The problem: The entries below should be given again exactly, minus their pictures.

[Dataset items]

*-*-*

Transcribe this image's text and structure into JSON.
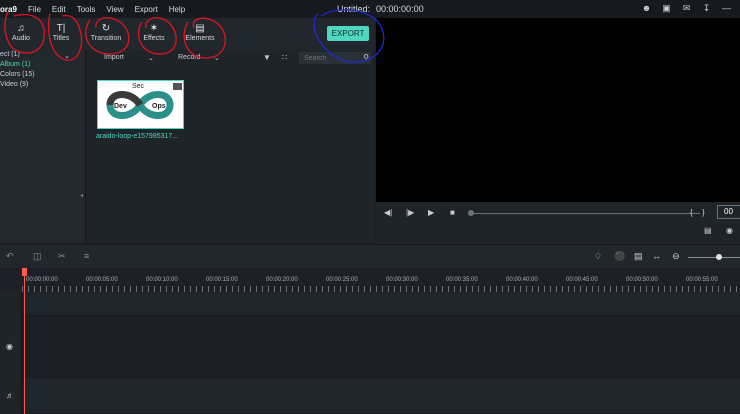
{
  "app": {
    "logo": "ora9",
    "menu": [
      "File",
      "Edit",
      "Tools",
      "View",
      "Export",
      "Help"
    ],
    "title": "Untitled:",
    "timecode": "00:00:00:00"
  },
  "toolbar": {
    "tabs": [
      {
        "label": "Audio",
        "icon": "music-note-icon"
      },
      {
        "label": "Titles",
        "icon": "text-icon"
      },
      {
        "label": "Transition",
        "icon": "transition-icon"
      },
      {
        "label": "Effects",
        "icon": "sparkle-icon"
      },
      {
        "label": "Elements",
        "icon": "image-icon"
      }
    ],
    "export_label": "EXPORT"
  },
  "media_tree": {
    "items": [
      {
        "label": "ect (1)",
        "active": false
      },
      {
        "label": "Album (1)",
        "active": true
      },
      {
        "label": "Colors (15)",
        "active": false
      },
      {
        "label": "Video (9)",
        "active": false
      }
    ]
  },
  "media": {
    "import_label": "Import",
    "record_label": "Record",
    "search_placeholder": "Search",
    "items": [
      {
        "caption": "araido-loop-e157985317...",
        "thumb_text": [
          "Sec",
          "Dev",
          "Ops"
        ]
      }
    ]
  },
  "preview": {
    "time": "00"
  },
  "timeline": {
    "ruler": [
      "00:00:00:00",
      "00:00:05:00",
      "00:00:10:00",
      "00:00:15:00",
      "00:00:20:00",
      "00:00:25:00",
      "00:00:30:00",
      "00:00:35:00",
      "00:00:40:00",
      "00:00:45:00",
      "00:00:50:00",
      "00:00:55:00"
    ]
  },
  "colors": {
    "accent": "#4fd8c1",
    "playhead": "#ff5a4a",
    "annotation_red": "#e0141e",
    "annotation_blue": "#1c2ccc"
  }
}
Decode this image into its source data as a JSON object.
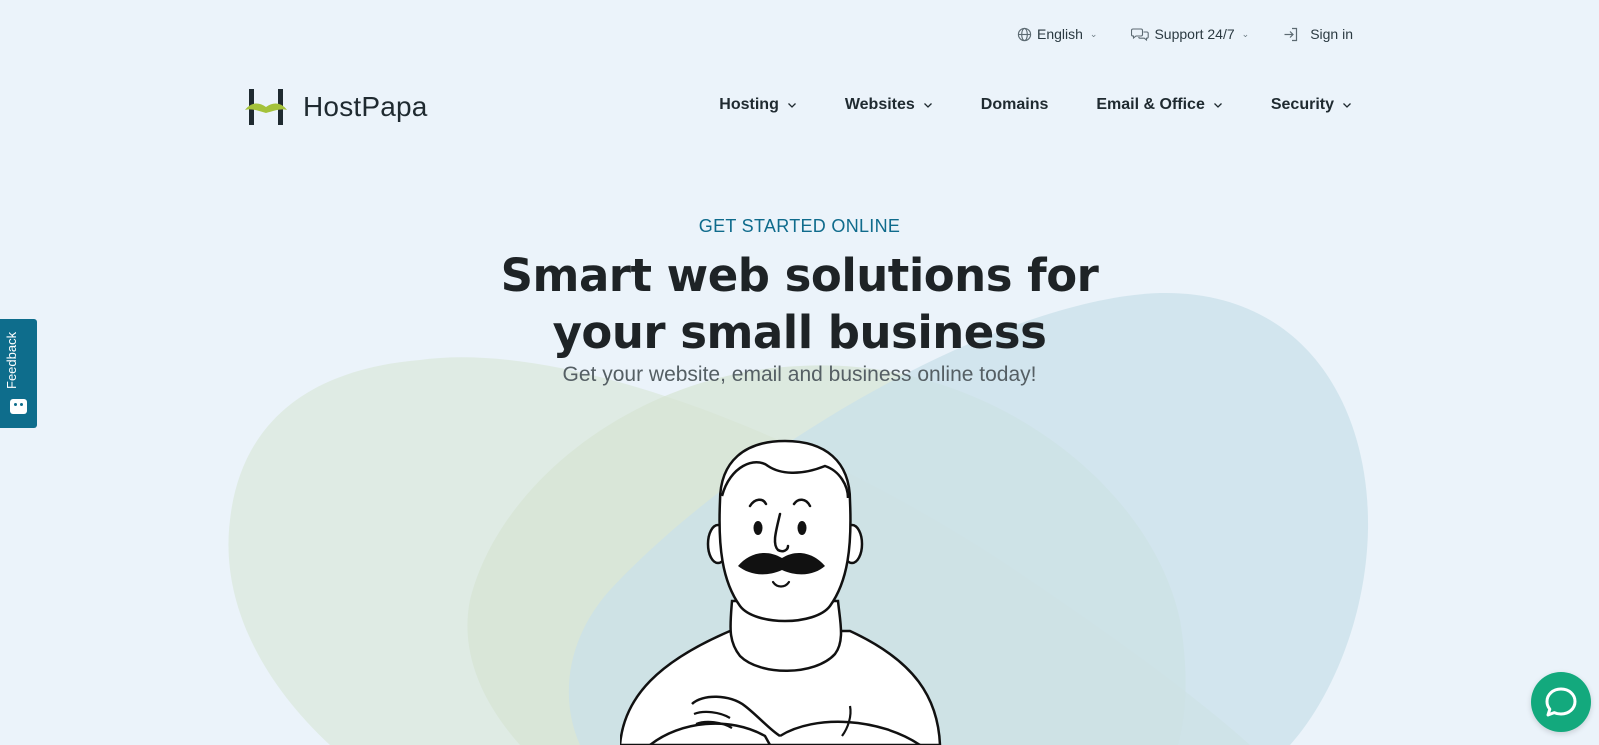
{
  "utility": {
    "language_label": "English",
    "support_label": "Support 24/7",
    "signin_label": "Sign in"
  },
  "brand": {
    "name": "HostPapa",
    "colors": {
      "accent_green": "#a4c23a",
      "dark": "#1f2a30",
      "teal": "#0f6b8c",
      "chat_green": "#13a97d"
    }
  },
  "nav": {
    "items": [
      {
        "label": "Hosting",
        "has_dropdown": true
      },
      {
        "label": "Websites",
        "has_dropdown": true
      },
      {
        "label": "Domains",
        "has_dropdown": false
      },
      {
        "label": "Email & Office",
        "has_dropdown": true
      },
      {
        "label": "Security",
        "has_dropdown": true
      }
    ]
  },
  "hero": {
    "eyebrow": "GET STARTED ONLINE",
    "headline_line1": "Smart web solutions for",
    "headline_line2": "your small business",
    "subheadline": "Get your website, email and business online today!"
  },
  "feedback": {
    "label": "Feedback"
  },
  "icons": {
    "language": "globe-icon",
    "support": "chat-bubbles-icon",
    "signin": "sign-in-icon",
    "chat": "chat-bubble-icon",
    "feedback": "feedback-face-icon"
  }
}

*-*-*

Worked answer:
Transcribe this image's text and structure into JSON.
{
  "app": {
    "logo": "ora9",
    "menu": [
      "File",
      "Edit",
      "Tools",
      "View",
      "Export",
      "Help"
    ],
    "title": "Untitled:",
    "timecode": "00:00:00:00"
  },
  "toolbar": {
    "tabs": [
      {
        "label": "Audio",
        "icon": "music-note-icon"
      },
      {
        "label": "Titles",
        "icon": "text-icon"
      },
      {
        "label": "Transition",
        "icon": "transition-icon"
      },
      {
        "label": "Effects",
        "icon": "sparkle-icon"
      },
      {
        "label": "Elements",
        "icon": "image-icon"
      }
    ],
    "export_label": "EXPORT"
  },
  "media_tree": {
    "items": [
      {
        "label": "ect (1)",
        "active": false
      },
      {
        "label": "Album (1)",
        "active": true
      },
      {
        "label": "Colors (15)",
        "active": false
      },
      {
        "label": "Video (9)",
        "active": false
      }
    ]
  },
  "media": {
    "import_label": "Import",
    "record_label": "Record",
    "search_placeholder": "Search",
    "items": [
      {
        "caption": "araido-loop-e157985317...",
        "thumb_text": [
          "Sec",
          "Dev",
          "Ops"
        ]
      }
    ]
  },
  "preview": {
    "time": "00"
  },
  "timeline": {
    "ruler": [
      "00:00:00:00",
      "00:00:05:00",
      "00:00:10:00",
      "00:00:15:00",
      "00:00:20:00",
      "00:00:25:00",
      "00:00:30:00",
      "00:00:35:00",
      "00:00:40:00",
      "00:00:45:00",
      "00:00:50:00",
      "00:00:55:00"
    ]
  },
  "colors": {
    "accent": "#4fd8c1",
    "playhead": "#ff5a4a",
    "annotation_red": "#e0141e",
    "annotation_blue": "#1c2ccc"
  }
}
Decode this image into its source data as a JSON object.
{
  "utility": {
    "language_label": "English",
    "support_label": "Support 24/7",
    "signin_label": "Sign in"
  },
  "brand": {
    "name": "HostPapa",
    "colors": {
      "accent_green": "#a4c23a",
      "dark": "#1f2a30",
      "teal": "#0f6b8c",
      "chat_green": "#13a97d"
    }
  },
  "nav": {
    "items": [
      {
        "label": "Hosting",
        "has_dropdown": true
      },
      {
        "label": "Websites",
        "has_dropdown": true
      },
      {
        "label": "Domains",
        "has_dropdown": false
      },
      {
        "label": "Email & Office",
        "has_dropdown": true
      },
      {
        "label": "Security",
        "has_dropdown": true
      }
    ]
  },
  "hero": {
    "eyebrow": "GET STARTED ONLINE",
    "headline_line1": "Smart web solutions for",
    "headline_line2": "your small business",
    "subheadline": "Get your website, email and business online today!"
  },
  "feedback": {
    "label": "Feedback"
  },
  "icons": {
    "language": "globe-icon",
    "support": "chat-bubbles-icon",
    "signin": "sign-in-icon",
    "chat": "chat-bubble-icon",
    "feedback": "feedback-face-icon"
  }
}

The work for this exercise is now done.